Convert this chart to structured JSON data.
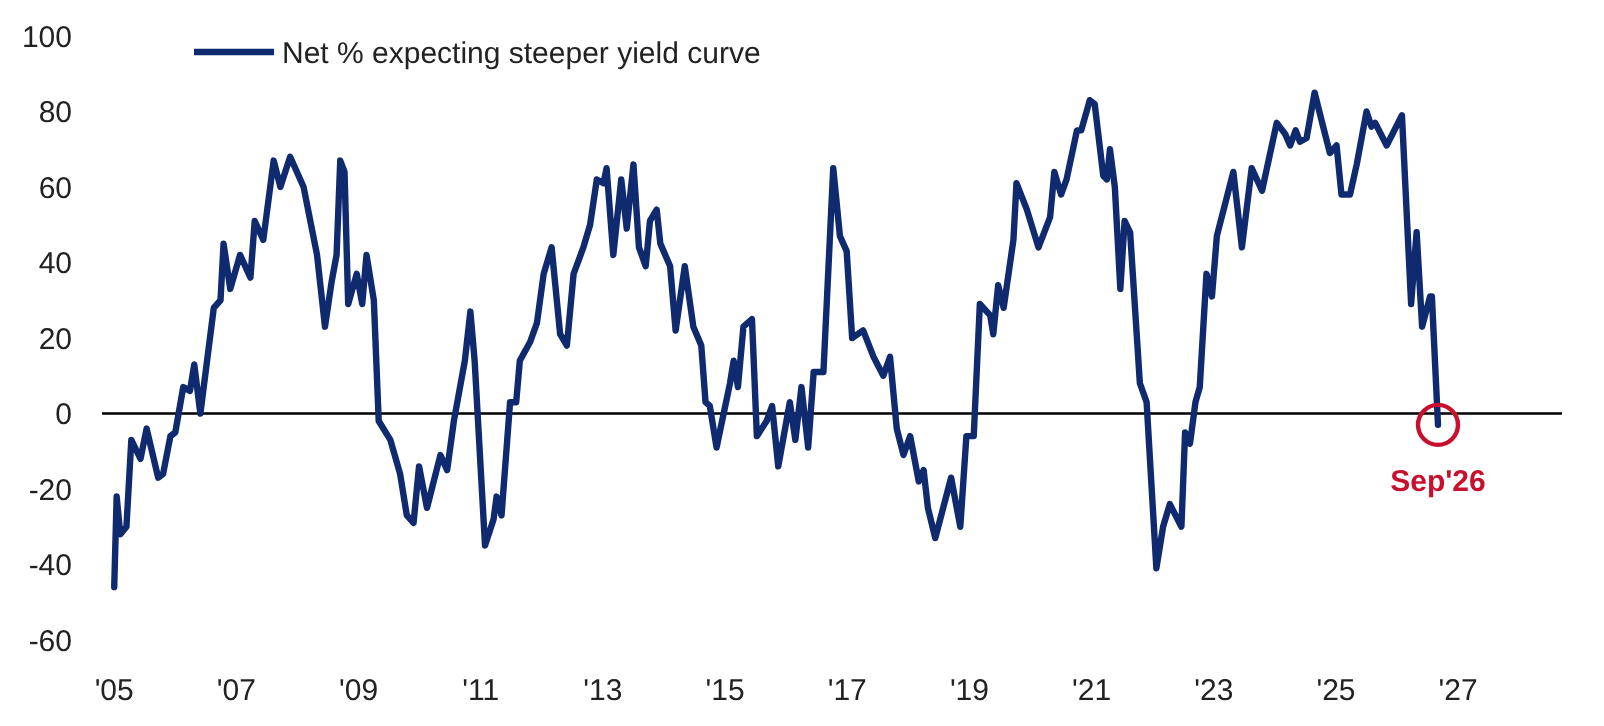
{
  "chart_data": {
    "type": "line",
    "legend": "top left",
    "grid": false,
    "line_style": "solid",
    "marker": "none",
    "xlim": [
      2004.8,
      2028.7
    ],
    "xticks": [
      {
        "value": 2005,
        "label": "'05"
      },
      {
        "value": 2007,
        "label": "'07"
      },
      {
        "value": 2009,
        "label": "'09"
      },
      {
        "value": 2011,
        "label": "'11"
      },
      {
        "value": 2013,
        "label": "'13"
      },
      {
        "value": 2015,
        "label": "'15"
      },
      {
        "value": 2017,
        "label": "'17"
      },
      {
        "value": 2019,
        "label": "'19"
      },
      {
        "value": 2021,
        "label": "'21"
      },
      {
        "value": 2023,
        "label": "'23"
      },
      {
        "value": 2025,
        "label": "'25"
      },
      {
        "value": 2027,
        "label": "'27"
      }
    ],
    "ylim": [
      -60,
      100
    ],
    "yticks": [
      -60,
      -40,
      -20,
      0,
      20,
      40,
      60,
      80,
      100
    ],
    "ref_lines": [
      {
        "axis": "y",
        "value": 0,
        "color": "#000000"
      }
    ],
    "annotations": [
      {
        "text": "Sep'26",
        "x": 2026.67,
        "y": -3
      }
    ],
    "series": [
      {
        "name": "Net % expecting steeper yield curve",
        "color": "#0f2a6e",
        "x": [
          2005.0,
          2005.04,
          2005.1,
          2005.2,
          2005.28,
          2005.43,
          2005.53,
          2005.72,
          2005.8,
          2005.92,
          2006.0,
          2006.13,
          2006.24,
          2006.31,
          2006.41,
          2006.63,
          2006.74,
          2006.79,
          2006.9,
          2007.06,
          2007.23,
          2007.3,
          2007.44,
          2007.61,
          2007.72,
          2007.88,
          2008.1,
          2008.32,
          2008.45,
          2008.56,
          2008.64,
          2008.7,
          2008.77,
          2008.83,
          2008.97,
          2009.06,
          2009.13,
          2009.25,
          2009.33,
          2009.52,
          2009.68,
          2009.79,
          2009.9,
          2009.99,
          2010.12,
          2010.34,
          2010.45,
          2010.56,
          2010.74,
          2010.83,
          2010.9,
          2011.07,
          2011.21,
          2011.26,
          2011.34,
          2011.48,
          2011.58,
          2011.64,
          2011.81,
          2011.92,
          2012.03,
          2012.16,
          2012.3,
          2012.41,
          2012.52,
          2012.68,
          2012.79,
          2012.9,
          2013.01,
          2013.06,
          2013.17,
          2013.3,
          2013.39,
          2013.5,
          2013.59,
          2013.7,
          2013.77,
          2013.88,
          2013.94,
          2014.1,
          2014.19,
          2014.34,
          2014.48,
          2014.61,
          2014.68,
          2014.75,
          2014.86,
          2015.08,
          2015.14,
          2015.21,
          2015.3,
          2015.44,
          2015.52,
          2015.68,
          2015.77,
          2015.87,
          2016.06,
          2016.15,
          2016.25,
          2016.36,
          2016.45,
          2016.61,
          2016.77,
          2016.88,
          2016.99,
          2017.08,
          2017.26,
          2017.43,
          2017.59,
          2017.7,
          2017.81,
          2017.92,
          2018.03,
          2018.17,
          2018.25,
          2018.32,
          2018.44,
          2018.57,
          2018.7,
          2018.85,
          2018.95,
          2019.07,
          2019.17,
          2019.34,
          2019.39,
          2019.47,
          2019.56,
          2019.72,
          2019.77,
          2019.94,
          2020.13,
          2020.32,
          2020.39,
          2020.5,
          2020.59,
          2020.76,
          2020.83,
          2020.97,
          2021.05,
          2021.19,
          2021.25,
          2021.3,
          2021.38,
          2021.47,
          2021.54,
          2021.63,
          2021.79,
          2021.9,
          2022.06,
          2022.17,
          2022.28,
          2022.47,
          2022.53,
          2022.61,
          2022.7,
          2022.77,
          2022.88,
          2022.97,
          2023.05,
          2023.32,
          2023.46,
          2023.62,
          2023.79,
          2024.03,
          2024.17,
          2024.25,
          2024.34,
          2024.41,
          2024.52,
          2024.65,
          2024.79,
          2024.9,
          2025.01,
          2025.09,
          2025.23,
          2025.34,
          2025.5,
          2025.58,
          2025.64,
          2025.83,
          2026.08,
          2026.23,
          2026.32,
          2026.41,
          2026.54,
          2026.57,
          2026.67
        ],
        "values": [
          -46,
          -22,
          -32,
          -30,
          -7,
          -12,
          -4,
          -17,
          -16,
          -6,
          -5,
          7,
          6,
          13,
          0,
          28,
          30,
          45,
          33,
          42,
          36,
          51,
          46,
          67,
          60,
          68,
          60,
          42,
          23,
          35,
          42,
          67,
          64,
          29,
          37,
          29,
          42,
          30,
          -2,
          -7,
          -16,
          -27,
          -29,
          -14,
          -25,
          -11,
          -15,
          -2,
          14,
          27,
          14,
          -35,
          -28,
          -22,
          -27,
          3,
          3,
          14,
          19,
          24,
          37,
          44,
          21,
          18,
          37,
          44,
          50,
          62,
          61,
          65,
          42,
          62,
          49,
          66,
          44,
          39,
          51,
          54,
          45,
          39,
          22,
          39,
          23,
          18,
          3,
          2,
          -9,
          8,
          14,
          7,
          23,
          25,
          -6,
          -2,
          2,
          -14,
          3,
          -7,
          7,
          -9,
          11,
          11,
          65,
          47,
          43,
          20,
          22,
          15,
          10,
          15,
          -4,
          -11,
          -6,
          -18,
          -15,
          -25,
          -33,
          -25,
          -17,
          -30,
          -6,
          -6,
          29,
          26,
          21,
          34,
          28,
          46,
          61,
          54,
          44,
          52,
          64,
          58,
          62,
          75,
          75,
          83,
          82,
          63,
          62,
          70,
          60,
          33,
          51,
          48,
          8,
          3,
          -41,
          -30,
          -24,
          -30,
          -5,
          -8,
          3,
          7,
          37,
          31,
          47,
          64,
          44,
          65,
          59,
          77,
          74,
          71,
          75,
          72,
          73,
          85,
          76,
          69,
          71,
          58,
          58,
          66,
          80,
          76,
          77,
          71,
          79,
          29,
          48,
          23,
          31,
          31,
          -3
        ]
      }
    ]
  }
}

◇ ◇ ◇ ◇

- _DESCRIPTION OF THE TASK_: Without the pictures, return the entries exactly as they appear.

- _TASK ANSWER_:
Convert this chart to structured JSON data.
{
  "chart_data": {
    "type": "line",
    "legend": "top left",
    "grid": false,
    "line_style": "solid",
    "marker": "none",
    "xlim": [
      2004.8,
      2028.7
    ],
    "xticks": [
      {
        "value": 2005,
        "label": "'05"
      },
      {
        "value": 2007,
        "label": "'07"
      },
      {
        "value": 2009,
        "label": "'09"
      },
      {
        "value": 2011,
        "label": "'11"
      },
      {
        "value": 2013,
        "label": "'13"
      },
      {
        "value": 2015,
        "label": "'15"
      },
      {
        "value": 2017,
        "label": "'17"
      },
      {
        "value": 2019,
        "label": "'19"
      },
      {
        "value": 2021,
        "label": "'21"
      },
      {
        "value": 2023,
        "label": "'23"
      },
      {
        "value": 2025,
        "label": "'25"
      },
      {
        "value": 2027,
        "label": "'27"
      }
    ],
    "ylim": [
      -60,
      100
    ],
    "yticks": [
      -60,
      -40,
      -20,
      0,
      20,
      40,
      60,
      80,
      100
    ],
    "ref_lines": [
      {
        "axis": "y",
        "value": 0,
        "color": "#000000"
      }
    ],
    "annotations": [
      {
        "text": "Sep'26",
        "x": 2026.67,
        "y": -3
      }
    ],
    "series": [
      {
        "name": "Net % expecting steeper yield curve",
        "color": "#0f2a6e",
        "x": [
          2005.0,
          2005.04,
          2005.1,
          2005.2,
          2005.28,
          2005.43,
          2005.53,
          2005.72,
          2005.8,
          2005.92,
          2006.0,
          2006.13,
          2006.24,
          2006.31,
          2006.41,
          2006.63,
          2006.74,
          2006.79,
          2006.9,
          2007.06,
          2007.23,
          2007.3,
          2007.44,
          2007.61,
          2007.72,
          2007.88,
          2008.1,
          2008.32,
          2008.45,
          2008.56,
          2008.64,
          2008.7,
          2008.77,
          2008.83,
          2008.97,
          2009.06,
          2009.13,
          2009.25,
          2009.33,
          2009.52,
          2009.68,
          2009.79,
          2009.9,
          2009.99,
          2010.12,
          2010.34,
          2010.45,
          2010.56,
          2010.74,
          2010.83,
          2010.9,
          2011.07,
          2011.21,
          2011.26,
          2011.34,
          2011.48,
          2011.58,
          2011.64,
          2011.81,
          2011.92,
          2012.03,
          2012.16,
          2012.3,
          2012.41,
          2012.52,
          2012.68,
          2012.79,
          2012.9,
          2013.01,
          2013.06,
          2013.17,
          2013.3,
          2013.39,
          2013.5,
          2013.59,
          2013.7,
          2013.77,
          2013.88,
          2013.94,
          2014.1,
          2014.19,
          2014.34,
          2014.48,
          2014.61,
          2014.68,
          2014.75,
          2014.86,
          2015.08,
          2015.14,
          2015.21,
          2015.3,
          2015.44,
          2015.52,
          2015.68,
          2015.77,
          2015.87,
          2016.06,
          2016.15,
          2016.25,
          2016.36,
          2016.45,
          2016.61,
          2016.77,
          2016.88,
          2016.99,
          2017.08,
          2017.26,
          2017.43,
          2017.59,
          2017.7,
          2017.81,
          2017.92,
          2018.03,
          2018.17,
          2018.25,
          2018.32,
          2018.44,
          2018.57,
          2018.7,
          2018.85,
          2018.95,
          2019.07,
          2019.17,
          2019.34,
          2019.39,
          2019.47,
          2019.56,
          2019.72,
          2019.77,
          2019.94,
          2020.13,
          2020.32,
          2020.39,
          2020.5,
          2020.59,
          2020.76,
          2020.83,
          2020.97,
          2021.05,
          2021.19,
          2021.25,
          2021.3,
          2021.38,
          2021.47,
          2021.54,
          2021.63,
          2021.79,
          2021.9,
          2022.06,
          2022.17,
          2022.28,
          2022.47,
          2022.53,
          2022.61,
          2022.7,
          2022.77,
          2022.88,
          2022.97,
          2023.05,
          2023.32,
          2023.46,
          2023.62,
          2023.79,
          2024.03,
          2024.17,
          2024.25,
          2024.34,
          2024.41,
          2024.52,
          2024.65,
          2024.79,
          2024.9,
          2025.01,
          2025.09,
          2025.23,
          2025.34,
          2025.5,
          2025.58,
          2025.64,
          2025.83,
          2026.08,
          2026.23,
          2026.32,
          2026.41,
          2026.54,
          2026.57,
          2026.67
        ],
        "values": [
          -46,
          -22,
          -32,
          -30,
          -7,
          -12,
          -4,
          -17,
          -16,
          -6,
          -5,
          7,
          6,
          13,
          0,
          28,
          30,
          45,
          33,
          42,
          36,
          51,
          46,
          67,
          60,
          68,
          60,
          42,
          23,
          35,
          42,
          67,
          64,
          29,
          37,
          29,
          42,
          30,
          -2,
          -7,
          -16,
          -27,
          -29,
          -14,
          -25,
          -11,
          -15,
          -2,
          14,
          27,
          14,
          -35,
          -28,
          -22,
          -27,
          3,
          3,
          14,
          19,
          24,
          37,
          44,
          21,
          18,
          37,
          44,
          50,
          62,
          61,
          65,
          42,
          62,
          49,
          66,
          44,
          39,
          51,
          54,
          45,
          39,
          22,
          39,
          23,
          18,
          3,
          2,
          -9,
          8,
          14,
          7,
          23,
          25,
          -6,
          -2,
          2,
          -14,
          3,
          -7,
          7,
          -9,
          11,
          11,
          65,
          47,
          43,
          20,
          22,
          15,
          10,
          15,
          -4,
          -11,
          -6,
          -18,
          -15,
          -25,
          -33,
          -25,
          -17,
          -30,
          -6,
          -6,
          29,
          26,
          21,
          34,
          28,
          46,
          61,
          54,
          44,
          52,
          64,
          58,
          62,
          75,
          75,
          83,
          82,
          63,
          62,
          70,
          60,
          33,
          51,
          48,
          8,
          3,
          -41,
          -30,
          -24,
          -30,
          -5,
          -8,
          3,
          7,
          37,
          31,
          47,
          64,
          44,
          65,
          59,
          77,
          74,
          71,
          75,
          72,
          73,
          85,
          76,
          69,
          71,
          58,
          58,
          66,
          80,
          76,
          77,
          71,
          79,
          29,
          48,
          23,
          31,
          31,
          -3
        ]
      }
    ]
  }
}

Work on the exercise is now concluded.